___ RECORDS FOR THE EXERCISE

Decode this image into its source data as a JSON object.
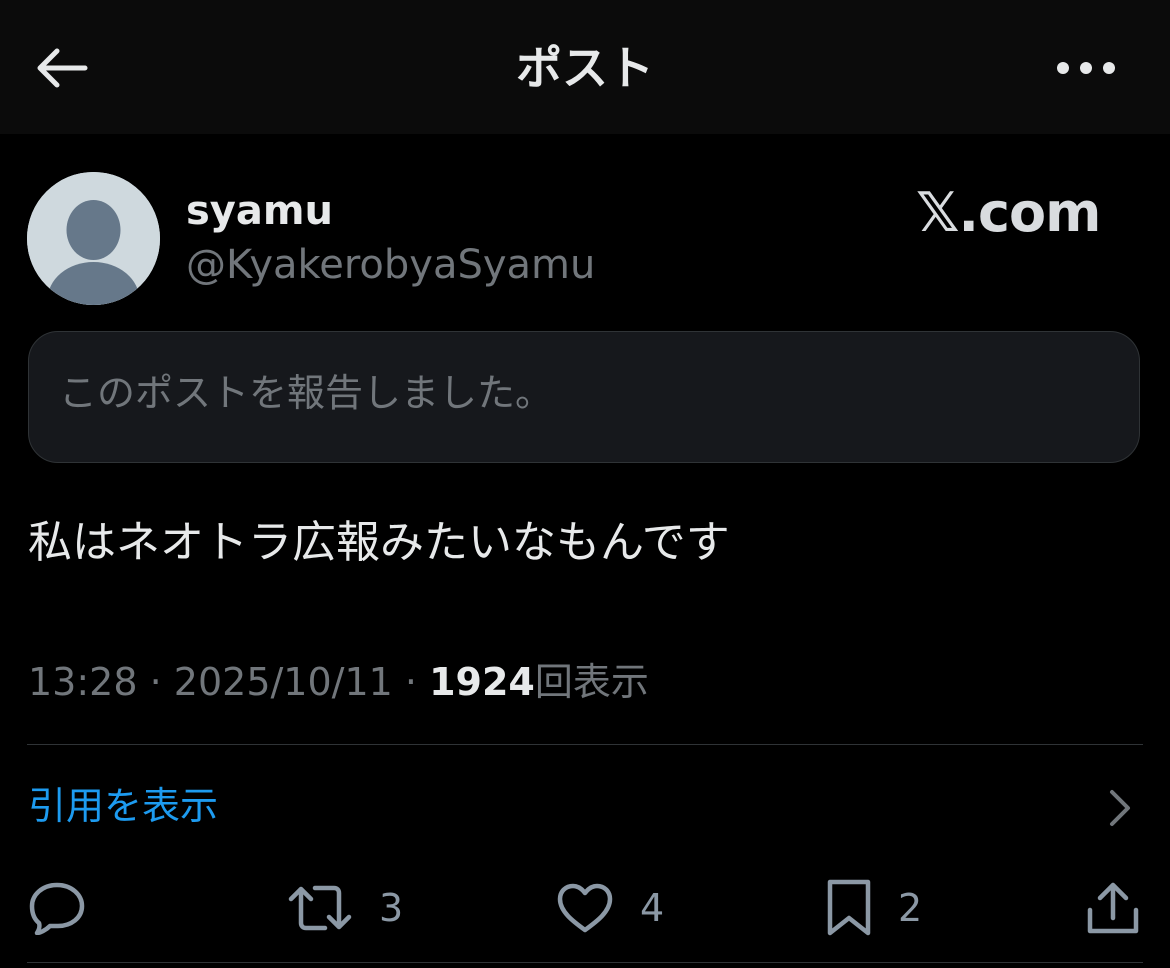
{
  "header": {
    "title": "ポスト",
    "back_icon": "arrow-left-icon",
    "more_icon": "more-horizontal-icon"
  },
  "author": {
    "display_name": "syamu",
    "handle": "@KyakerobyaSyamu",
    "avatar_icon": "default-avatar-icon"
  },
  "watermark": "𝕏.com",
  "notice": {
    "text": "このポストを報告しました。"
  },
  "post": {
    "text": "私はネオトラ広報みたいなもんです",
    "time": "13:28",
    "date": "2025/10/11",
    "views_count": "1924",
    "views_label": "回表示",
    "separator": "·"
  },
  "quotes": {
    "label": "引用を表示"
  },
  "actions": {
    "reply": {
      "icon": "reply-icon"
    },
    "repost": {
      "icon": "repost-icon",
      "count": "3"
    },
    "like": {
      "icon": "heart-icon",
      "count": "4"
    },
    "bookmark": {
      "icon": "bookmark-icon",
      "count": "2"
    },
    "share": {
      "icon": "share-icon"
    }
  },
  "colors": {
    "background": "#000000",
    "text": "#e7e9ea",
    "secondary": "#71767b",
    "accent": "#1d9bf0",
    "divider": "#2f3336"
  }
}
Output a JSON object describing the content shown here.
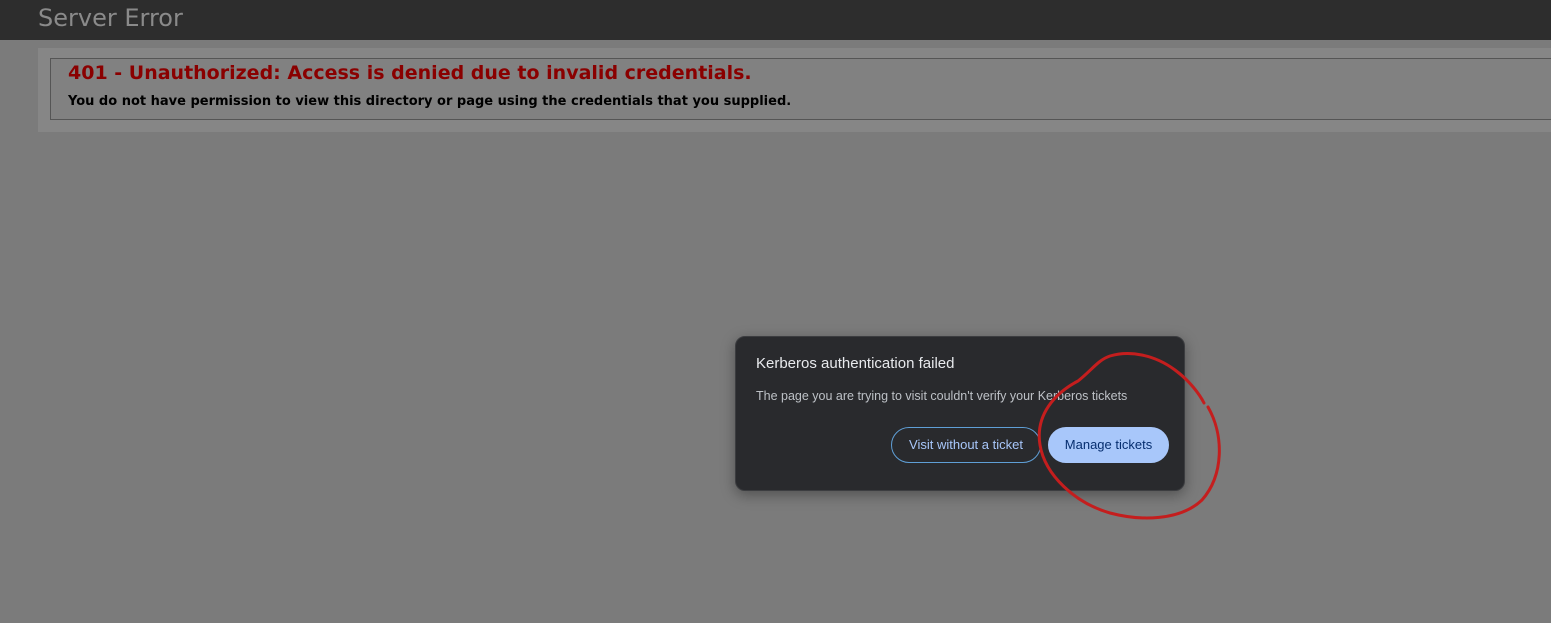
{
  "header": {
    "title": "Server Error"
  },
  "error": {
    "heading": "401 - Unauthorized: Access is denied due to invalid credentials.",
    "detail": "You do not have permission to view this directory or page using the credentials that you supplied."
  },
  "dialog": {
    "title": "Kerberos authentication failed",
    "message": "The page you are trying to visit couldn't verify your Kerberos tickets",
    "secondary_button_label": "Visit without a ticket",
    "primary_button_label": "Manage tickets"
  },
  "colors": {
    "error_red": "#8a0000",
    "dialog_background": "#292a2d",
    "primary_button": "#a8c7fa",
    "annotation_red": "#c41e1e"
  }
}
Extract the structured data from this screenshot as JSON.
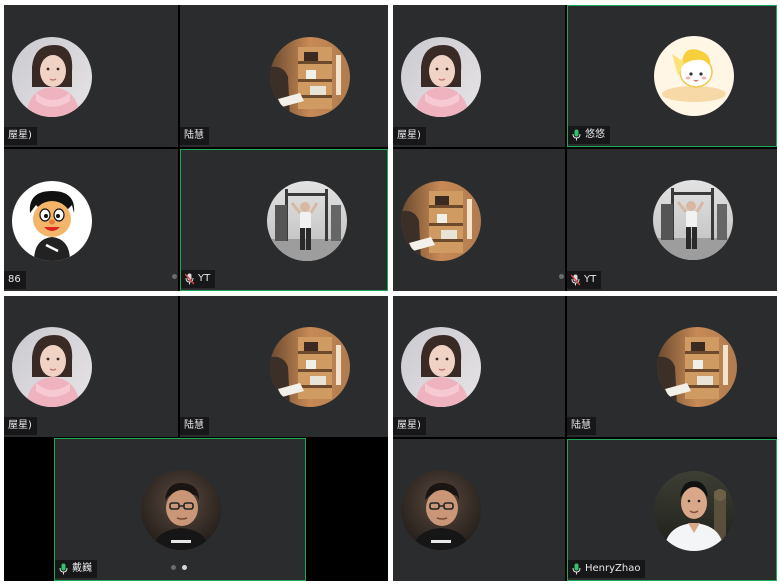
{
  "colors": {
    "tile_bg": "#2b2c2e",
    "active_border": "#1fa855",
    "screen_bg": "#000000",
    "mic_green": "#33c26b"
  },
  "panels": [
    {
      "tiles": [
        {
          "name": "屋星)",
          "avatar": "woman-photo"
        },
        {
          "name": "陆慧",
          "avatar": "shelf-photo"
        },
        {
          "name": "86",
          "avatar": "cartoon-boy"
        },
        {
          "name": "YT",
          "avatar": "gym-photo",
          "icon": "mic-off-icon"
        }
      ]
    },
    {
      "tiles": [
        {
          "name": "屋星)",
          "avatar": "woman-photo"
        },
        {
          "name": "悠悠",
          "avatar": "cartoon-girl",
          "icon": "mic-icon"
        },
        {
          "name": "",
          "avatar": "shelf-photo"
        },
        {
          "name": "YT",
          "avatar": "gym-photo",
          "icon": "mic-muted-icon"
        }
      ]
    },
    {
      "tiles": [
        {
          "name": "屋星)",
          "avatar": "woman-photo"
        },
        {
          "name": "陆慧",
          "avatar": "shelf-photo"
        },
        {
          "name": "戴巍",
          "avatar": "man-glasses-photo",
          "icon": "mic-icon"
        }
      ]
    },
    {
      "tiles": [
        {
          "name": "屋星)",
          "avatar": "woman-photo"
        },
        {
          "name": "陆慧",
          "avatar": "shelf-photo"
        },
        {
          "name": "",
          "avatar": "man-glasses-photo"
        },
        {
          "name": "HenryZhao",
          "avatar": "man-outdoor-photo",
          "icon": "mic-icon"
        }
      ]
    }
  ]
}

______

**PROBLEM TO SOLVE:**
Exclude the images, then output the data above word for word.

**WRITTEN RESPONSE:**
Decode this image into its source data as a JSON object.
{
  "header": {
    "title": "ポスト",
    "back_icon": "arrow-left-icon",
    "more_icon": "more-horizontal-icon"
  },
  "author": {
    "display_name": "syamu",
    "handle": "@KyakerobyaSyamu",
    "avatar_icon": "default-avatar-icon"
  },
  "watermark": "𝕏.com",
  "notice": {
    "text": "このポストを報告しました。"
  },
  "post": {
    "text": "私はネオトラ広報みたいなもんです",
    "time": "13:28",
    "date": "2025/10/11",
    "views_count": "1924",
    "views_label": "回表示",
    "separator": "·"
  },
  "quotes": {
    "label": "引用を表示"
  },
  "actions": {
    "reply": {
      "icon": "reply-icon"
    },
    "repost": {
      "icon": "repost-icon",
      "count": "3"
    },
    "like": {
      "icon": "heart-icon",
      "count": "4"
    },
    "bookmark": {
      "icon": "bookmark-icon",
      "count": "2"
    },
    "share": {
      "icon": "share-icon"
    }
  },
  "colors": {
    "background": "#000000",
    "text": "#e7e9ea",
    "secondary": "#71767b",
    "accent": "#1d9bf0",
    "divider": "#2f3336"
  }
}
Output a JSON object describing the content shown here.
{
  "header": {
    "title": "Server Error"
  },
  "error": {
    "heading": "401 - Unauthorized: Access is denied due to invalid credentials.",
    "detail": "You do not have permission to view this directory or page using the credentials that you supplied."
  },
  "dialog": {
    "title": "Kerberos authentication failed",
    "message": "The page you are trying to visit couldn't verify your Kerberos tickets",
    "secondary_button_label": "Visit without a ticket",
    "primary_button_label": "Manage tickets"
  },
  "colors": {
    "error_red": "#8a0000",
    "dialog_background": "#292a2d",
    "primary_button": "#a8c7fa",
    "annotation_red": "#c41e1e"
  }
}
Extract the structured data from this screenshot as JSON.
{
  "colors": {
    "tile_bg": "#2b2c2e",
    "active_border": "#1fa855",
    "screen_bg": "#000000",
    "mic_green": "#33c26b"
  },
  "panels": [
    {
      "tiles": [
        {
          "name": "屋星)",
          "avatar": "woman-photo"
        },
        {
          "name": "陆慧",
          "avatar": "shelf-photo"
        },
        {
          "name": "86",
          "avatar": "cartoon-boy"
        },
        {
          "name": "YT",
          "avatar": "gym-photo",
          "icon": "mic-off-icon"
        }
      ]
    },
    {
      "tiles": [
        {
          "name": "屋星)",
          "avatar": "woman-photo"
        },
        {
          "name": "悠悠",
          "avatar": "cartoon-girl",
          "icon": "mic-icon"
        },
        {
          "name": "",
          "avatar": "shelf-photo"
        },
        {
          "name": "YT",
          "avatar": "gym-photo",
          "icon": "mic-muted-icon"
        }
      ]
    },
    {
      "tiles": [
        {
          "name": "屋星)",
          "avatar": "woman-photo"
        },
        {
          "name": "陆慧",
          "avatar": "shelf-photo"
        },
        {
          "name": "戴巍",
          "avatar": "man-glasses-photo",
          "icon": "mic-icon"
        }
      ]
    },
    {
      "tiles": [
        {
          "name": "屋星)",
          "avatar": "woman-photo"
        },
        {
          "name": "陆慧",
          "avatar": "shelf-photo"
        },
        {
          "name": "",
          "avatar": "man-glasses-photo"
        },
        {
          "name": "HenryZhao",
          "avatar": "man-outdoor-photo",
          "icon": "mic-icon"
        }
      ]
    }
  ]
}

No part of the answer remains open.